INSTRUCTIONS FOR THE TASK :: Out of all the lines below, count those with the word "name". Give the number only.

WORKING DATA ::

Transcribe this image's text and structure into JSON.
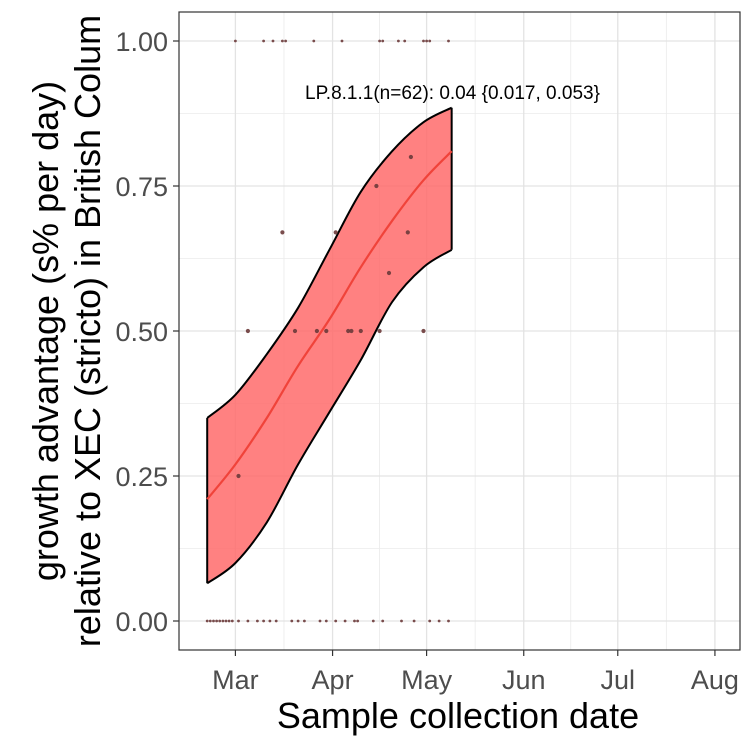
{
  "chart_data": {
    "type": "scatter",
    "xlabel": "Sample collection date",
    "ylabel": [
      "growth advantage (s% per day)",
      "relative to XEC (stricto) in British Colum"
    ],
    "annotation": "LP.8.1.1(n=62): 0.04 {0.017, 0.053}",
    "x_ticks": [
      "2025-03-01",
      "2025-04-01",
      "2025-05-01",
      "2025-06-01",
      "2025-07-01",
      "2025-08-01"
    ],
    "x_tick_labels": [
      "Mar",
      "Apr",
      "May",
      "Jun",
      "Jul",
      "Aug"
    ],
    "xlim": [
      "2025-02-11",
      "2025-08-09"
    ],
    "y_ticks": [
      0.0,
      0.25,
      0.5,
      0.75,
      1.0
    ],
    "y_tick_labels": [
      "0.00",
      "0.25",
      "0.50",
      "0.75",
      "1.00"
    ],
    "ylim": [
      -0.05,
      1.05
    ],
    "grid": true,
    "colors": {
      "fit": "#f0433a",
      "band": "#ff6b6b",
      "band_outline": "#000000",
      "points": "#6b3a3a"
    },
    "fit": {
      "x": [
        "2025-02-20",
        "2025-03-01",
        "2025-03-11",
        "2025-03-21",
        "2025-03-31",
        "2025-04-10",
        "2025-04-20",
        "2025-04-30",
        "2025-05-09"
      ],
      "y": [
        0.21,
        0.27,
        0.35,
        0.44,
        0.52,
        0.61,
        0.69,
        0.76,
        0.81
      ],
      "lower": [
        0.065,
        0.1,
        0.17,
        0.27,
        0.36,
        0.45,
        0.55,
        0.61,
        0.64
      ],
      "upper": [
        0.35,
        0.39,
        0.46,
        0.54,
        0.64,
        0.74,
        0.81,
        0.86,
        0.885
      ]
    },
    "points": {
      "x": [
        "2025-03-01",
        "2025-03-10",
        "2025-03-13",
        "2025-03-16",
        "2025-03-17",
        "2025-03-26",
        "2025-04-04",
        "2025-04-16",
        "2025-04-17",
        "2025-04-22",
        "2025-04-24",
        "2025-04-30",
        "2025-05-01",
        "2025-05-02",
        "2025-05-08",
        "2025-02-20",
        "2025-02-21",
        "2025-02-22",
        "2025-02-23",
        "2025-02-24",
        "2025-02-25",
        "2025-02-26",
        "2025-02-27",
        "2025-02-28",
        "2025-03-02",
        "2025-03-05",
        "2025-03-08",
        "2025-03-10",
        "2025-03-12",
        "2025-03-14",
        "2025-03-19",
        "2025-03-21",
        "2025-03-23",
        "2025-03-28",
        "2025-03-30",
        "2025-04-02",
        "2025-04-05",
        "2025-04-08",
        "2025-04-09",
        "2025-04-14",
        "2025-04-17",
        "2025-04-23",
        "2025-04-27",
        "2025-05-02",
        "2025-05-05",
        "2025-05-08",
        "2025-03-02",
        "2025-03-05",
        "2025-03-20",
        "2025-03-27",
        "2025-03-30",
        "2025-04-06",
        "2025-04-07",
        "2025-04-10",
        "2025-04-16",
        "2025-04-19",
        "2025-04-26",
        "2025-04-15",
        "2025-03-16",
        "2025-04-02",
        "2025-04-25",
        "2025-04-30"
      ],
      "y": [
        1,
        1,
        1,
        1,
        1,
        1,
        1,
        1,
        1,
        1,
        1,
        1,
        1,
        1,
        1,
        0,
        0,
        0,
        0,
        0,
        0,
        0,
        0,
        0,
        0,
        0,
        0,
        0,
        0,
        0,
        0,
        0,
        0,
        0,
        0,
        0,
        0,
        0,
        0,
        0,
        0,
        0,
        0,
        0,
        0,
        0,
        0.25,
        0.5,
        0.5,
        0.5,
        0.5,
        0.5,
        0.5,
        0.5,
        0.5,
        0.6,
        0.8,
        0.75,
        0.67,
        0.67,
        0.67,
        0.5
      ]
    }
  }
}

==

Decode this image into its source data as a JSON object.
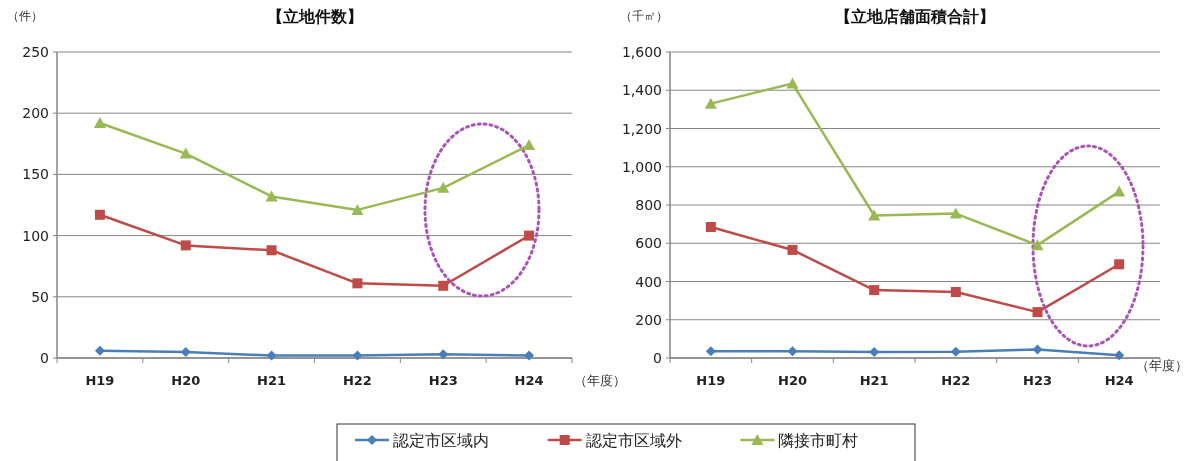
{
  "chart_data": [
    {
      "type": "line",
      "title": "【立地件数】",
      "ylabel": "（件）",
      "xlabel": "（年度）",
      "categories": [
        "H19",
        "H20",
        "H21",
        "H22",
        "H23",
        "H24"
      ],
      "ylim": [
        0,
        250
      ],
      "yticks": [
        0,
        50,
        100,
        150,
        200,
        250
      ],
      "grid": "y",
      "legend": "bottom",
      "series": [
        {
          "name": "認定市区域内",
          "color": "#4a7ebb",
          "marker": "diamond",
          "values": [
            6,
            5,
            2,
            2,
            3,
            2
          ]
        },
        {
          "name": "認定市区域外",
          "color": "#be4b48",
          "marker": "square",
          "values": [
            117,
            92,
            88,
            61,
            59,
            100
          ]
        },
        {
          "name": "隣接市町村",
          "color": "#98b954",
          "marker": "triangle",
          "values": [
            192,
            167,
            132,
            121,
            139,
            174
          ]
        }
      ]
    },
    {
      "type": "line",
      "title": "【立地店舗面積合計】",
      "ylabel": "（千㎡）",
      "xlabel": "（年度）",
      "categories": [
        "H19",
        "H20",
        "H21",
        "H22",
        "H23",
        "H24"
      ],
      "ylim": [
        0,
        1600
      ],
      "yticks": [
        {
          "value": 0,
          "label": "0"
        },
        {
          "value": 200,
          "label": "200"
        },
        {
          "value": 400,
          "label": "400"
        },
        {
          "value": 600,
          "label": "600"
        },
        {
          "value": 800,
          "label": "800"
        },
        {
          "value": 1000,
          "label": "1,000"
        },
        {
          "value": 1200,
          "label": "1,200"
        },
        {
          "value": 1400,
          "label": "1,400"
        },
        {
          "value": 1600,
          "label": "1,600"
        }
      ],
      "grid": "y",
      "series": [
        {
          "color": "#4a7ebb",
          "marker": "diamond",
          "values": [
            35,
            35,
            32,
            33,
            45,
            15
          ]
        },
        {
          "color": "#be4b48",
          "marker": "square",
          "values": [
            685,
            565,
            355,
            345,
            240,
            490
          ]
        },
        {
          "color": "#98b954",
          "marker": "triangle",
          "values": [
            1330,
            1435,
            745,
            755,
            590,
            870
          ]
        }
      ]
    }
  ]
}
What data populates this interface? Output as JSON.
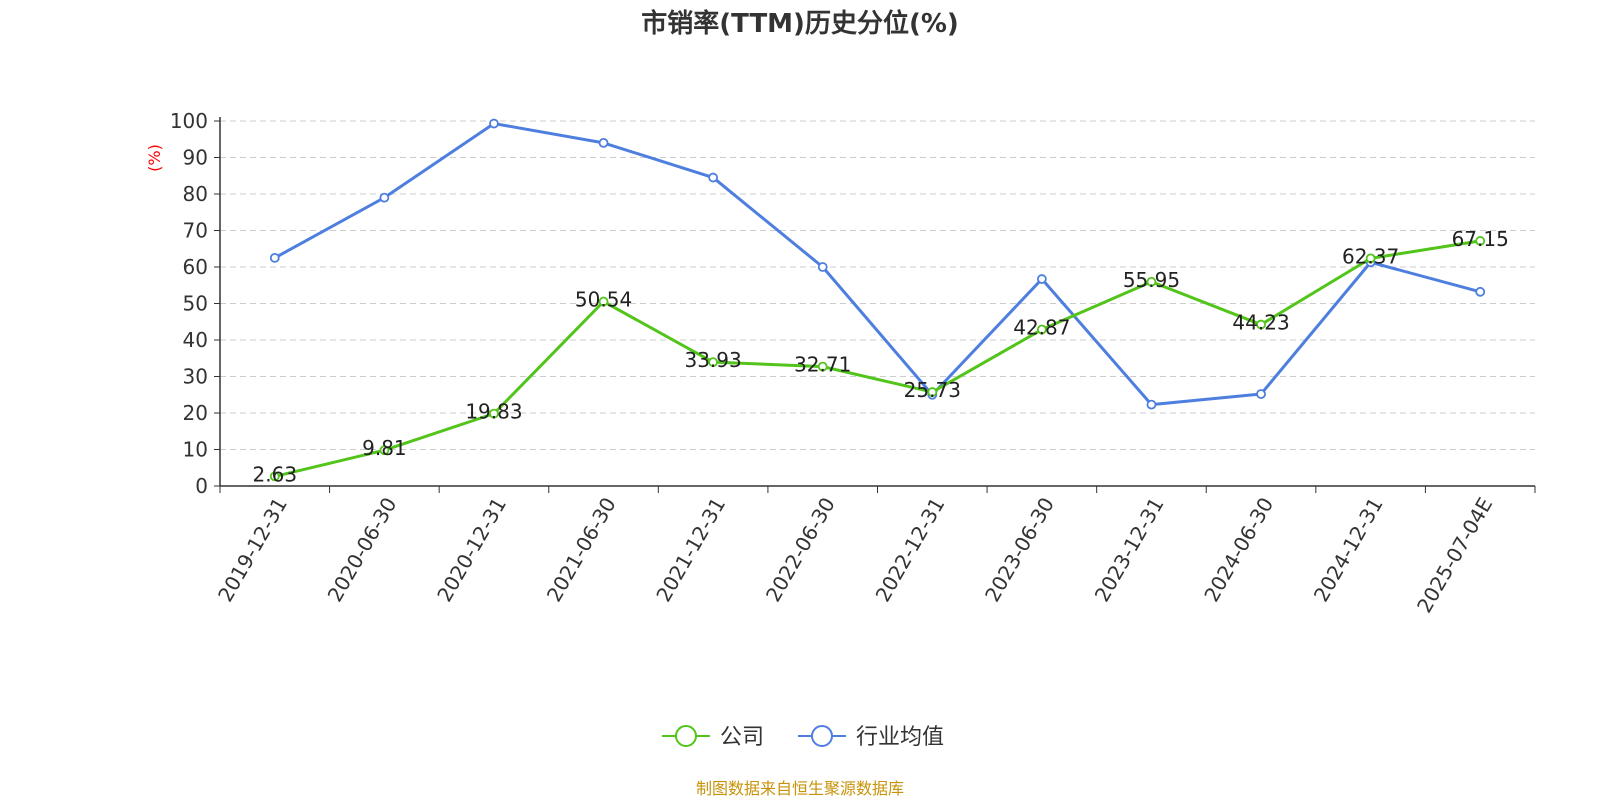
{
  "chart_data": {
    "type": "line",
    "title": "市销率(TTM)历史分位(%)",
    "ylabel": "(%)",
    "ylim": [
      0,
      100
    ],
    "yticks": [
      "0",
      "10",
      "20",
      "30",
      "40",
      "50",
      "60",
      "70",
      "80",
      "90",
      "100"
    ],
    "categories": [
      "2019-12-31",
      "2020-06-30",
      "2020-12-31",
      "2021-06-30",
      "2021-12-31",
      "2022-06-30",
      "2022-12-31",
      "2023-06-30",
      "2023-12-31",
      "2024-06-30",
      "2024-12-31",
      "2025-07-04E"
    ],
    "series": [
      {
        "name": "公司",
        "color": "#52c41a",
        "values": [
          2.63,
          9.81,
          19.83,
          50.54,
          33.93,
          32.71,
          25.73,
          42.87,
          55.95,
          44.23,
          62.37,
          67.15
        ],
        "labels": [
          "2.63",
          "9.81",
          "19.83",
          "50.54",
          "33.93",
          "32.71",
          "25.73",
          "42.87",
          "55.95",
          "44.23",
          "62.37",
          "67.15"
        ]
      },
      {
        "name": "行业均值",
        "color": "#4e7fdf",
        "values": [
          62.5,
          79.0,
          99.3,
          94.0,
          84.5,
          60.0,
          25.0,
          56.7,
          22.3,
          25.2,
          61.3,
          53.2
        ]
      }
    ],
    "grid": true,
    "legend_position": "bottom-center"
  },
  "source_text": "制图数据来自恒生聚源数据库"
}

EXERCISE RESPONSE :: 5